* _WHAT IS BEING ASKED_: Skip the images and return the records below exactly.

[Saved data entries]
# # # # # # #

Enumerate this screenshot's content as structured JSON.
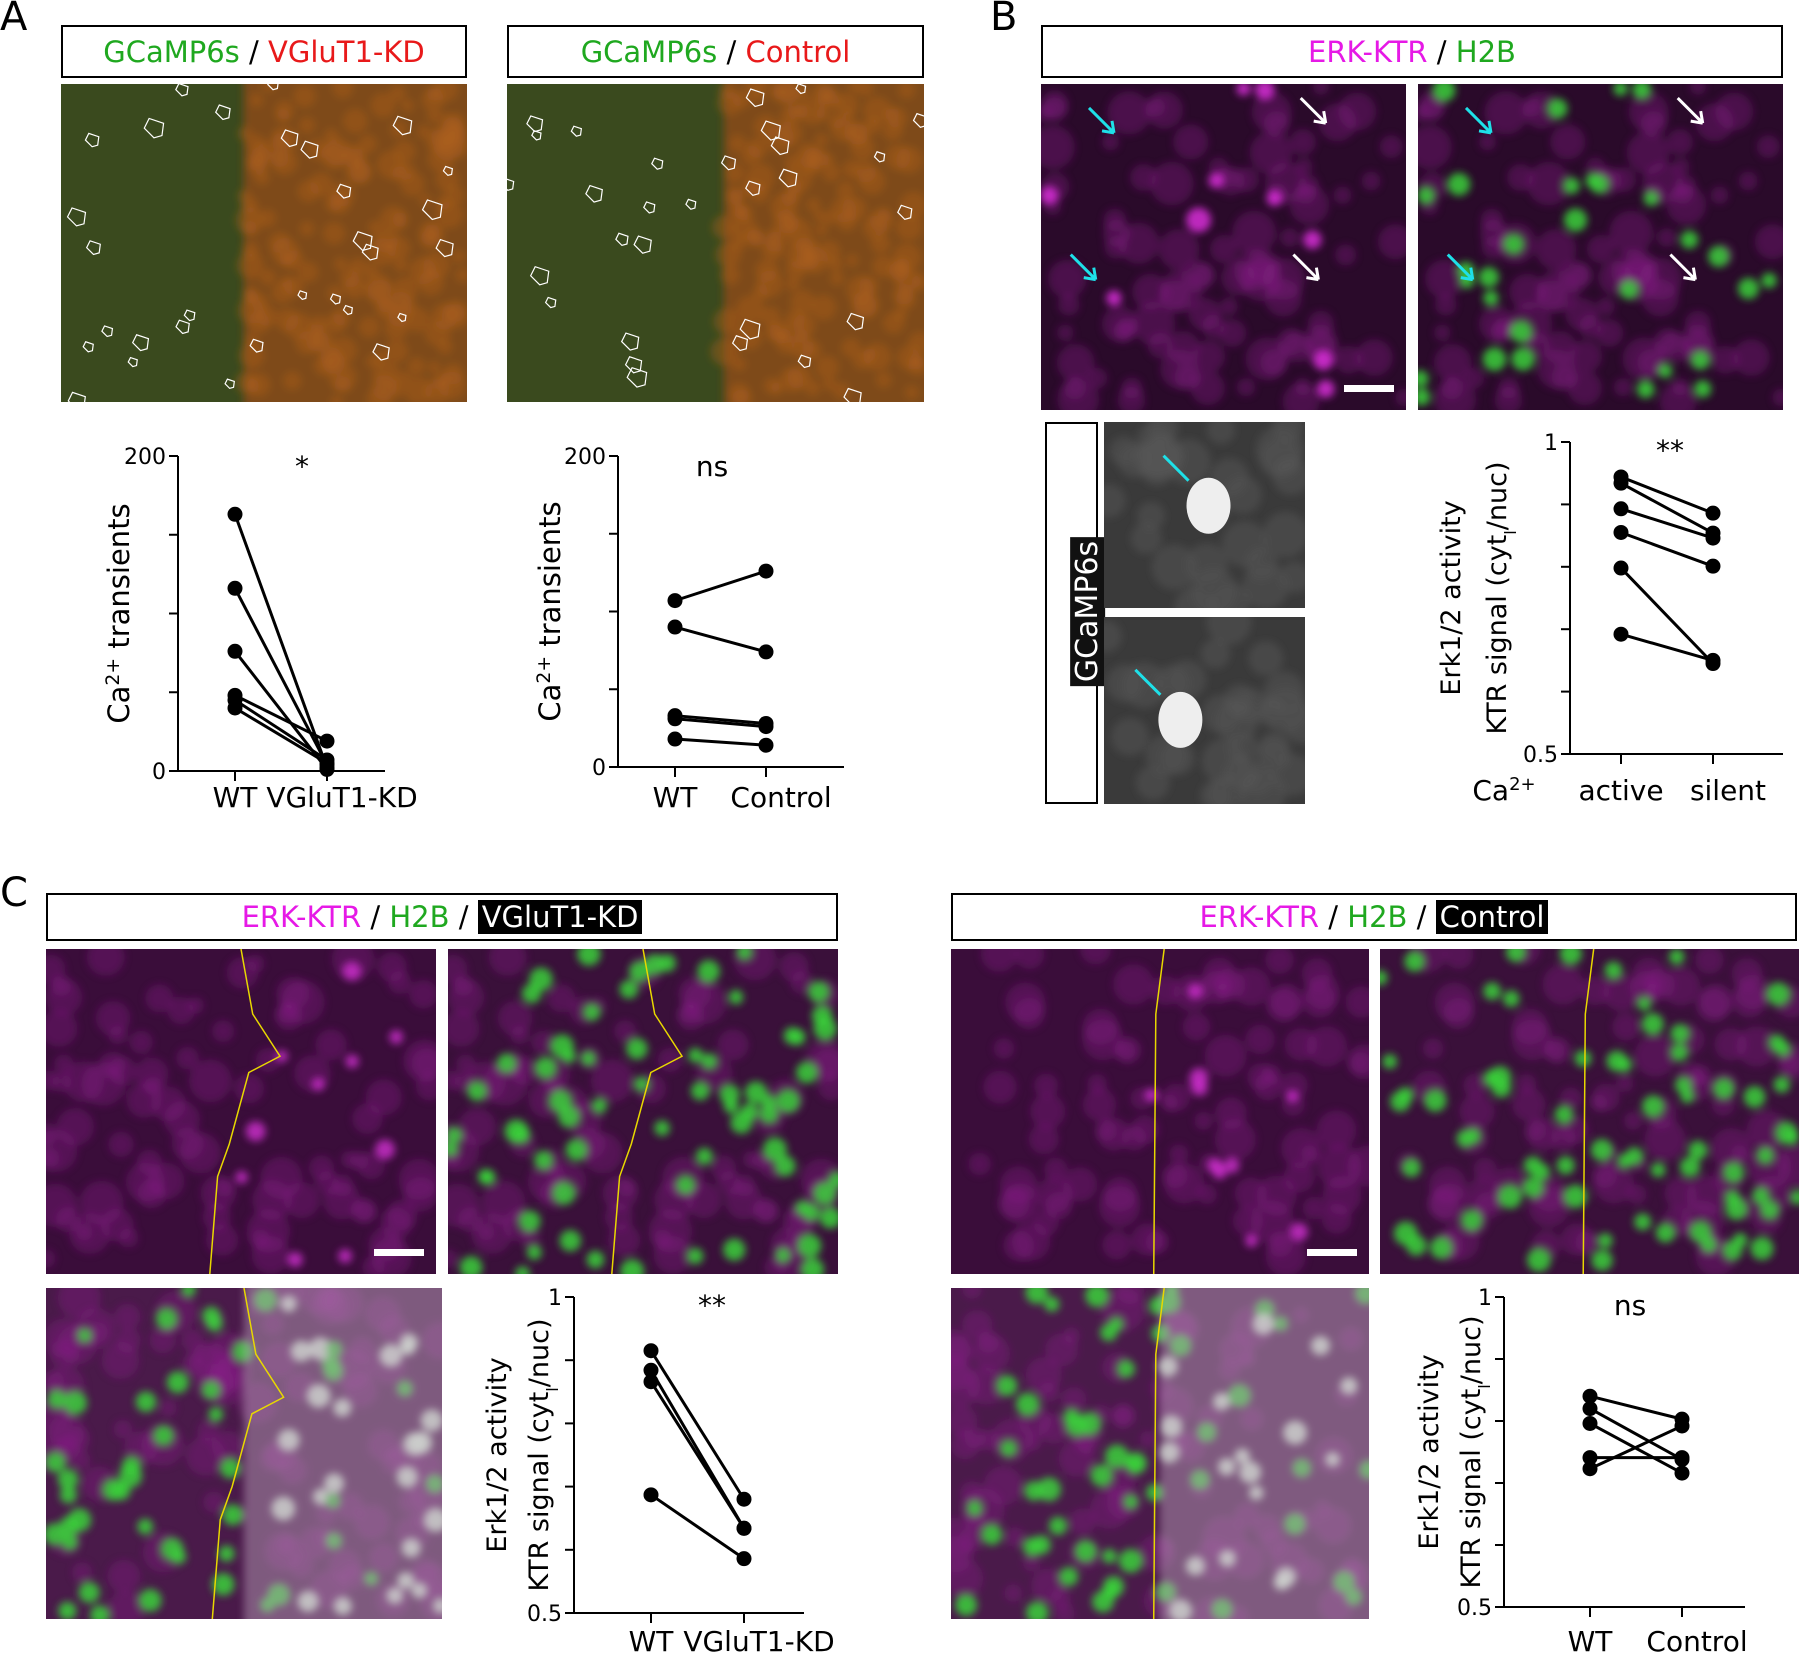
{
  "panel_labels": [
    "A",
    "B",
    "C"
  ],
  "panel_a": {
    "headers": [
      [
        {
          "text": "GCaMP6s",
          "color": "#1fa81f"
        },
        {
          "text": " / ",
          "color": "#000000"
        },
        {
          "text": "VGluT1-KD",
          "color": "#e8191a"
        }
      ],
      [
        {
          "text": "GCaMP6s",
          "color": "#1fa81f"
        },
        {
          "text": " / ",
          "color": "#000000"
        },
        {
          "text": "Control",
          "color": "#e8191a"
        }
      ]
    ]
  },
  "panel_b": {
    "header": [
      {
        "text": "ERK-KTR",
        "color": "#e619e6"
      },
      {
        "text": " / ",
        "color": "#000000"
      },
      {
        "text": "H2B",
        "color": "#1fa81f"
      }
    ],
    "inset_label": "GCaMP6s"
  },
  "panel_c": {
    "headers": [
      [
        {
          "text": "ERK-KTR",
          "color": "#e619e6"
        },
        {
          "text": " / ",
          "color": "#000000"
        },
        {
          "text": "H2B",
          "color": "#1fa81f"
        },
        {
          "text": " / ",
          "color": "#000000"
        },
        {
          "text": "VGluT1-KD",
          "color": "#ffffff",
          "inverse": true
        }
      ],
      [
        {
          "text": "ERK-KTR",
          "color": "#e619e6"
        },
        {
          "text": " / ",
          "color": "#000000"
        },
        {
          "text": "H2B",
          "color": "#1fa81f"
        },
        {
          "text": " / ",
          "color": "#000000"
        },
        {
          "text": "Control",
          "color": "#ffffff",
          "inverse": true
        }
      ]
    ]
  },
  "chart_data": [
    {
      "id": "a1",
      "type": "line",
      "categories": [
        "WT",
        "VGluT1-KD"
      ],
      "ylabel": {
        "base": "Ca",
        "sup": "2+",
        "rest": " transients"
      },
      "ylim": [
        0,
        200
      ],
      "yticks_labeled": [
        "0",
        "200"
      ],
      "ytick_step": 50,
      "significance": "*",
      "pairs": [
        [
          163,
          2
        ],
        [
          116,
          4
        ],
        [
          76,
          1
        ],
        [
          48,
          19
        ],
        [
          45,
          7
        ],
        [
          40,
          5
        ]
      ]
    },
    {
      "id": "a2",
      "type": "line",
      "categories": [
        "WT",
        "Control"
      ],
      "ylabel": {
        "base": "Ca",
        "sup": "2+",
        "rest": " transients"
      },
      "ylim": [
        0,
        200
      ],
      "yticks_labeled": [
        "0",
        "200"
      ],
      "ytick_step": 50,
      "significance": "ns",
      "pairs": [
        [
          107,
          126
        ],
        [
          90,
          74
        ],
        [
          33,
          28
        ],
        [
          31,
          26
        ],
        [
          18,
          14
        ]
      ]
    },
    {
      "id": "b",
      "type": "line",
      "categories": [
        "active",
        "silent"
      ],
      "xgroup_label": {
        "base": "Ca",
        "sup": "2+"
      },
      "ylabel_lines": [
        "Erk1/2 activity",
        {
          "base": "KTR signal (cyt",
          "sub": "l",
          "rest": "/nuc)"
        }
      ],
      "ylim": [
        0.5,
        1
      ],
      "yticks_labeled": [
        "0.5",
        "1"
      ],
      "ytick_step": 0.1,
      "significance": "**",
      "pairs": [
        [
          0.944,
          0.886
        ],
        [
          0.934,
          0.854
        ],
        [
          0.893,
          0.846
        ],
        [
          0.855,
          0.801
        ],
        [
          0.798,
          0.645
        ],
        [
          0.692,
          0.65
        ]
      ]
    },
    {
      "id": "c1",
      "type": "line",
      "categories": [
        "WT",
        "VGluT1-KD"
      ],
      "ylabel_lines": [
        "Erk1/2 activity",
        {
          "base": "KTR signal (cyt",
          "sub": "l",
          "rest": "/nuc)"
        }
      ],
      "ylim": [
        0.5,
        1
      ],
      "yticks_labeled": [
        "0.5",
        "1"
      ],
      "ytick_step": 0.1,
      "significance": "**",
      "pairs": [
        [
          0.915,
          0.68
        ],
        [
          0.884,
          0.634
        ],
        [
          0.866,
          0.634
        ],
        [
          0.687,
          0.586
        ]
      ]
    },
    {
      "id": "c2",
      "type": "line",
      "categories": [
        "WT",
        "Control"
      ],
      "ylabel_lines": [
        "Erk1/2 activity",
        {
          "base": "KTR signal (cyt",
          "sub": "l",
          "rest": "/nuc)"
        }
      ],
      "ylim": [
        0.5,
        1
      ],
      "yticks_labeled": [
        "0.5",
        "1"
      ],
      "ytick_step": 0.1,
      "significance": "ns",
      "pairs": [
        [
          0.84,
          0.803
        ],
        [
          0.82,
          0.738
        ],
        [
          0.796,
          0.716
        ],
        [
          0.741,
          0.741
        ],
        [
          0.723,
          0.792
        ]
      ]
    }
  ]
}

# # # # # # #

* _PROBLEM SOLUTION_:
Enumerate this screenshot's content as structured JSON.
{
  "panel_labels": [
    "A",
    "B",
    "C"
  ],
  "panel_a": {
    "headers": [
      [
        {
          "text": "GCaMP6s",
          "color": "#1fa81f"
        },
        {
          "text": " / ",
          "color": "#000000"
        },
        {
          "text": "VGluT1-KD",
          "color": "#e8191a"
        }
      ],
      [
        {
          "text": "GCaMP6s",
          "color": "#1fa81f"
        },
        {
          "text": " / ",
          "color": "#000000"
        },
        {
          "text": "Control",
          "color": "#e8191a"
        }
      ]
    ]
  },
  "panel_b": {
    "header": [
      {
        "text": "ERK-KTR",
        "color": "#e619e6"
      },
      {
        "text": " / ",
        "color": "#000000"
      },
      {
        "text": "H2B",
        "color": "#1fa81f"
      }
    ],
    "inset_label": "GCaMP6s"
  },
  "panel_c": {
    "headers": [
      [
        {
          "text": "ERK-KTR",
          "color": "#e619e6"
        },
        {
          "text": " / ",
          "color": "#000000"
        },
        {
          "text": "H2B",
          "color": "#1fa81f"
        },
        {
          "text": " / ",
          "color": "#000000"
        },
        {
          "text": "VGluT1-KD",
          "color": "#ffffff",
          "inverse": true
        }
      ],
      [
        {
          "text": "ERK-KTR",
          "color": "#e619e6"
        },
        {
          "text": " / ",
          "color": "#000000"
        },
        {
          "text": "H2B",
          "color": "#1fa81f"
        },
        {
          "text": " / ",
          "color": "#000000"
        },
        {
          "text": "Control",
          "color": "#ffffff",
          "inverse": true
        }
      ]
    ]
  },
  "chart_data": [
    {
      "id": "a1",
      "type": "line",
      "categories": [
        "WT",
        "VGluT1-KD"
      ],
      "ylabel": {
        "base": "Ca",
        "sup": "2+",
        "rest": " transients"
      },
      "ylim": [
        0,
        200
      ],
      "yticks_labeled": [
        "0",
        "200"
      ],
      "ytick_step": 50,
      "significance": "*",
      "pairs": [
        [
          163,
          2
        ],
        [
          116,
          4
        ],
        [
          76,
          1
        ],
        [
          48,
          19
        ],
        [
          45,
          7
        ],
        [
          40,
          5
        ]
      ]
    },
    {
      "id": "a2",
      "type": "line",
      "categories": [
        "WT",
        "Control"
      ],
      "ylabel": {
        "base": "Ca",
        "sup": "2+",
        "rest": " transients"
      },
      "ylim": [
        0,
        200
      ],
      "yticks_labeled": [
        "0",
        "200"
      ],
      "ytick_step": 50,
      "significance": "ns",
      "pairs": [
        [
          107,
          126
        ],
        [
          90,
          74
        ],
        [
          33,
          28
        ],
        [
          31,
          26
        ],
        [
          18,
          14
        ]
      ]
    },
    {
      "id": "b",
      "type": "line",
      "categories": [
        "active",
        "silent"
      ],
      "xgroup_label": {
        "base": "Ca",
        "sup": "2+"
      },
      "ylabel_lines": [
        "Erk1/2 activity",
        {
          "base": "KTR signal (cyt",
          "sub": "l",
          "rest": "/nuc)"
        }
      ],
      "ylim": [
        0.5,
        1
      ],
      "yticks_labeled": [
        "0.5",
        "1"
      ],
      "ytick_step": 0.1,
      "significance": "**",
      "pairs": [
        [
          0.944,
          0.886
        ],
        [
          0.934,
          0.854
        ],
        [
          0.893,
          0.846
        ],
        [
          0.855,
          0.801
        ],
        [
          0.798,
          0.645
        ],
        [
          0.692,
          0.65
        ]
      ]
    },
    {
      "id": "c1",
      "type": "line",
      "categories": [
        "WT",
        "VGluT1-KD"
      ],
      "ylabel_lines": [
        "Erk1/2 activity",
        {
          "base": "KTR signal (cyt",
          "sub": "l",
          "rest": "/nuc)"
        }
      ],
      "ylim": [
        0.5,
        1
      ],
      "yticks_labeled": [
        "0.5",
        "1"
      ],
      "ytick_step": 0.1,
      "significance": "**",
      "pairs": [
        [
          0.915,
          0.68
        ],
        [
          0.884,
          0.634
        ],
        [
          0.866,
          0.634
        ],
        [
          0.687,
          0.586
        ]
      ]
    },
    {
      "id": "c2",
      "type": "line",
      "categories": [
        "WT",
        "Control"
      ],
      "ylabel_lines": [
        "Erk1/2 activity",
        {
          "base": "KTR signal (cyt",
          "sub": "l",
          "rest": "/nuc)"
        }
      ],
      "ylim": [
        0.5,
        1
      ],
      "yticks_labeled": [
        "0.5",
        "1"
      ],
      "ytick_step": 0.1,
      "significance": "ns",
      "pairs": [
        [
          0.84,
          0.803
        ],
        [
          0.82,
          0.738
        ],
        [
          0.796,
          0.716
        ],
        [
          0.741,
          0.741
        ],
        [
          0.723,
          0.792
        ]
      ]
    }
  ]
}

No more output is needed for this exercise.